Stated goal
Select all lines with the string "this" in them, and copy those lines.

Data
Begin

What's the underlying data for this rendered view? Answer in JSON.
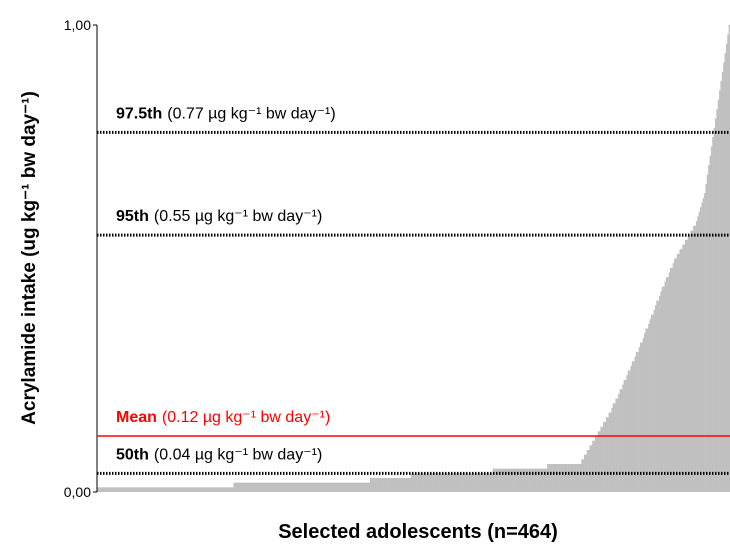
{
  "chart_data": {
    "type": "bar",
    "y_label": "Acrylamide intake (ug kg⁻¹ bw day⁻¹)",
    "x_label": "Selected adolescents (n=464)",
    "color": "#c0c0c0",
    "ylim": [
      0,
      1
    ],
    "yticks": [
      {
        "value": 0,
        "label": "0,00"
      },
      {
        "value": 1,
        "label": "1,00"
      }
    ],
    "reference_lines": [
      {
        "name": "97.5th",
        "value": 0.77,
        "label": "(0.77 µg kg⁻¹ bw day⁻¹)",
        "color": "#000000",
        "style": "dotted"
      },
      {
        "name": "95th",
        "value": 0.55,
        "label": "(0.55 µg kg⁻¹ bw day⁻¹)",
        "color": "#000000",
        "style": "dotted"
      },
      {
        "name": "Mean",
        "value": 0.12,
        "label": "(0.12 µg kg⁻¹ bw day⁻¹)",
        "color": "#ff0000",
        "style": "solid"
      },
      {
        "name": "50th",
        "value": 0.04,
        "label": "(0.04 µg kg⁻¹ bw day⁻¹)",
        "color": "#000000",
        "style": "dotted"
      }
    ],
    "values": [
      0.01,
      0.01,
      0.01,
      0.01,
      0.01,
      0.01,
      0.01,
      0.01,
      0.01,
      0.01,
      0.01,
      0.01,
      0.01,
      0.01,
      0.01,
      0.01,
      0.01,
      0.01,
      0.01,
      0.01,
      0.01,
      0.01,
      0.01,
      0.01,
      0.01,
      0.01,
      0.01,
      0.01,
      0.01,
      0.01,
      0.01,
      0.01,
      0.01,
      0.01,
      0.01,
      0.01,
      0.01,
      0.01,
      0.01,
      0.01,
      0.01,
      0.01,
      0.01,
      0.01,
      0.01,
      0.01,
      0.01,
      0.01,
      0.01,
      0.01,
      0.01,
      0.01,
      0.01,
      0.01,
      0.01,
      0.01,
      0.01,
      0.01,
      0.01,
      0.01,
      0.01,
      0.01,
      0.01,
      0.01,
      0.01,
      0.01,
      0.01,
      0.01,
      0.01,
      0.01,
      0.01,
      0.01,
      0.01,
      0.01,
      0.01,
      0.01,
      0.01,
      0.01,
      0.01,
      0.01,
      0.01,
      0.01,
      0.01,
      0.01,
      0.01,
      0.01,
      0.01,
      0.01,
      0.01,
      0.01,
      0.01,
      0.01,
      0.01,
      0.01,
      0.01,
      0.01,
      0.01,
      0.01,
      0.01,
      0.01,
      0.02,
      0.02,
      0.02,
      0.02,
      0.02,
      0.02,
      0.02,
      0.02,
      0.02,
      0.02,
      0.02,
      0.02,
      0.02,
      0.02,
      0.02,
      0.02,
      0.02,
      0.02,
      0.02,
      0.02,
      0.02,
      0.02,
      0.02,
      0.02,
      0.02,
      0.02,
      0.02,
      0.02,
      0.02,
      0.02,
      0.02,
      0.02,
      0.02,
      0.02,
      0.02,
      0.02,
      0.02,
      0.02,
      0.02,
      0.02,
      0.02,
      0.02,
      0.02,
      0.02,
      0.02,
      0.02,
      0.02,
      0.02,
      0.02,
      0.02,
      0.02,
      0.02,
      0.02,
      0.02,
      0.02,
      0.02,
      0.02,
      0.02,
      0.02,
      0.02,
      0.02,
      0.02,
      0.02,
      0.02,
      0.02,
      0.02,
      0.02,
      0.02,
      0.02,
      0.02,
      0.02,
      0.02,
      0.02,
      0.02,
      0.02,
      0.02,
      0.02,
      0.02,
      0.02,
      0.02,
      0.02,
      0.02,
      0.02,
      0.02,
      0.02,
      0.02,
      0.02,
      0.02,
      0.02,
      0.02,
      0.02,
      0.02,
      0.02,
      0.02,
      0.02,
      0.02,
      0.02,
      0.02,
      0.02,
      0.02,
      0.03,
      0.03,
      0.03,
      0.03,
      0.03,
      0.03,
      0.03,
      0.03,
      0.03,
      0.03,
      0.03,
      0.03,
      0.03,
      0.03,
      0.03,
      0.03,
      0.03,
      0.03,
      0.03,
      0.03,
      0.03,
      0.03,
      0.03,
      0.03,
      0.03,
      0.03,
      0.03,
      0.03,
      0.03,
      0.03,
      0.04,
      0.04,
      0.04,
      0.04,
      0.04,
      0.04,
      0.04,
      0.04,
      0.04,
      0.04,
      0.04,
      0.04,
      0.04,
      0.04,
      0.04,
      0.04,
      0.04,
      0.04,
      0.04,
      0.04,
      0.04,
      0.04,
      0.04,
      0.04,
      0.04,
      0.04,
      0.04,
      0.04,
      0.04,
      0.04,
      0.04,
      0.04,
      0.04,
      0.04,
      0.04,
      0.04,
      0.04,
      0.04,
      0.04,
      0.04,
      0.04,
      0.04,
      0.04,
      0.04,
      0.04,
      0.04,
      0.04,
      0.04,
      0.04,
      0.04,
      0.04,
      0.04,
      0.04,
      0.04,
      0.04,
      0.04,
      0.04,
      0.04,
      0.04,
      0.04,
      0.05,
      0.05,
      0.05,
      0.05,
      0.05,
      0.05,
      0.05,
      0.05,
      0.05,
      0.05,
      0.05,
      0.05,
      0.05,
      0.05,
      0.05,
      0.05,
      0.05,
      0.05,
      0.05,
      0.05,
      0.05,
      0.05,
      0.05,
      0.05,
      0.05,
      0.05,
      0.05,
      0.05,
      0.05,
      0.05,
      0.05,
      0.05,
      0.05,
      0.05,
      0.05,
      0.05,
      0.05,
      0.05,
      0.05,
      0.05,
      0.06,
      0.06,
      0.06,
      0.06,
      0.06,
      0.06,
      0.06,
      0.06,
      0.06,
      0.06,
      0.06,
      0.06,
      0.06,
      0.06,
      0.06,
      0.06,
      0.06,
      0.06,
      0.06,
      0.06,
      0.06,
      0.06,
      0.06,
      0.06,
      0.06,
      0.07,
      0.07,
      0.08,
      0.08,
      0.09,
      0.09,
      0.1,
      0.1,
      0.11,
      0.11,
      0.12,
      0.12,
      0.13,
      0.13,
      0.14,
      0.14,
      0.15,
      0.15,
      0.16,
      0.16,
      0.17,
      0.17,
      0.18,
      0.19,
      0.19,
      0.2,
      0.2,
      0.21,
      0.22,
      0.22,
      0.23,
      0.24,
      0.24,
      0.25,
      0.26,
      0.26,
      0.27,
      0.28,
      0.28,
      0.29,
      0.3,
      0.3,
      0.31,
      0.32,
      0.32,
      0.33,
      0.34,
      0.35,
      0.35,
      0.36,
      0.37,
      0.38,
      0.38,
      0.39,
      0.4,
      0.41,
      0.41,
      0.42,
      0.43,
      0.44,
      0.44,
      0.45,
      0.46,
      0.46,
      0.47,
      0.48,
      0.48,
      0.49,
      0.5,
      0.5,
      0.51,
      0.51,
      0.52,
      0.52,
      0.53,
      0.53,
      0.54,
      0.54,
      0.55,
      0.55,
      0.56,
      0.56,
      0.57,
      0.57,
      0.58,
      0.59,
      0.6,
      0.61,
      0.62,
      0.63,
      0.64,
      0.66,
      0.68,
      0.7,
      0.72,
      0.74,
      0.76,
      0.78,
      0.8,
      0.82,
      0.84,
      0.86,
      0.88,
      0.9,
      0.92,
      0.94,
      0.96,
      0.98,
      1.0
    ]
  }
}
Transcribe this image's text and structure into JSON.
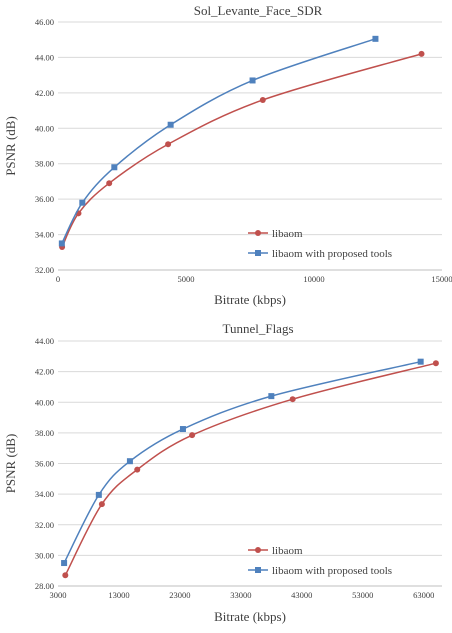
{
  "chart_data": [
    {
      "type": "line",
      "title": "Sol_Levante_Face_SDR",
      "xlabel": "Bitrate (kbps)",
      "ylabel": "PSNR (dB)",
      "xlim": [
        0,
        15000
      ],
      "ylim": [
        32,
        46
      ],
      "x_ticks": [
        0,
        5000,
        10000,
        15000
      ],
      "x_tick_labels": [
        "0",
        "5000",
        "10000",
        "15000"
      ],
      "y_ticks": [
        32,
        34,
        36,
        38,
        40,
        42,
        44,
        46
      ],
      "y_tick_labels": [
        "32.00",
        "34.00",
        "36.00",
        "38.00",
        "40.00",
        "42.00",
        "44.00",
        "46.00"
      ],
      "grid": "horizontal",
      "legend_position": "bottom-right",
      "series": [
        {
          "name": "libaom",
          "color": "#c0504d",
          "marker": "circle",
          "points": [
            [
              160,
              33.3
            ],
            [
              800,
              35.2
            ],
            [
              2000,
              36.9
            ],
            [
              4300,
              39.1
            ],
            [
              8000,
              41.6
            ],
            [
              14200,
              44.2
            ]
          ]
        },
        {
          "name": "libaom with proposed tools",
          "color": "#4f81bd",
          "marker": "square",
          "points": [
            [
              150,
              33.5
            ],
            [
              950,
              35.8
            ],
            [
              2200,
              37.8
            ],
            [
              4400,
              40.2
            ],
            [
              7600,
              42.7
            ],
            [
              12400,
              45.05
            ]
          ]
        }
      ]
    },
    {
      "type": "line",
      "title": "Tunnel_Flags",
      "xlabel": "Bitrate (kbps)",
      "ylabel": "PSNR (dB)",
      "xlim": [
        3000,
        66000
      ],
      "ylim": [
        28,
        44
      ],
      "x_ticks": [
        3000,
        13000,
        23000,
        33000,
        43000,
        53000,
        63000
      ],
      "x_tick_labels": [
        "3000",
        "13000",
        "23000",
        "33000",
        "43000",
        "53000",
        "63000"
      ],
      "y_ticks": [
        28,
        30,
        32,
        34,
        36,
        38,
        40,
        42,
        44
      ],
      "y_tick_labels": [
        "28.00",
        "30.00",
        "32.00",
        "34.00",
        "36.00",
        "38.00",
        "40.00",
        "42.00",
        "44.00"
      ],
      "grid": "horizontal",
      "legend_position": "bottom-right",
      "series": [
        {
          "name": "libaom",
          "color": "#c0504d",
          "marker": "circle",
          "points": [
            [
              4200,
              28.7
            ],
            [
              10200,
              33.35
            ],
            [
              16000,
              35.6
            ],
            [
              25000,
              37.85
            ],
            [
              41500,
              40.2
            ],
            [
              65000,
              42.55
            ]
          ]
        },
        {
          "name": "libaom with proposed tools",
          "color": "#4f81bd",
          "marker": "square",
          "points": [
            [
              4000,
              29.5
            ],
            [
              9700,
              33.95
            ],
            [
              14800,
              36.15
            ],
            [
              23500,
              38.25
            ],
            [
              38000,
              40.4
            ],
            [
              62500,
              42.65
            ]
          ]
        }
      ]
    }
  ]
}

End

The reply
What's the underlying data for this rendered view? Answer in JSON.
Transcribe this image's text and structure into JSON.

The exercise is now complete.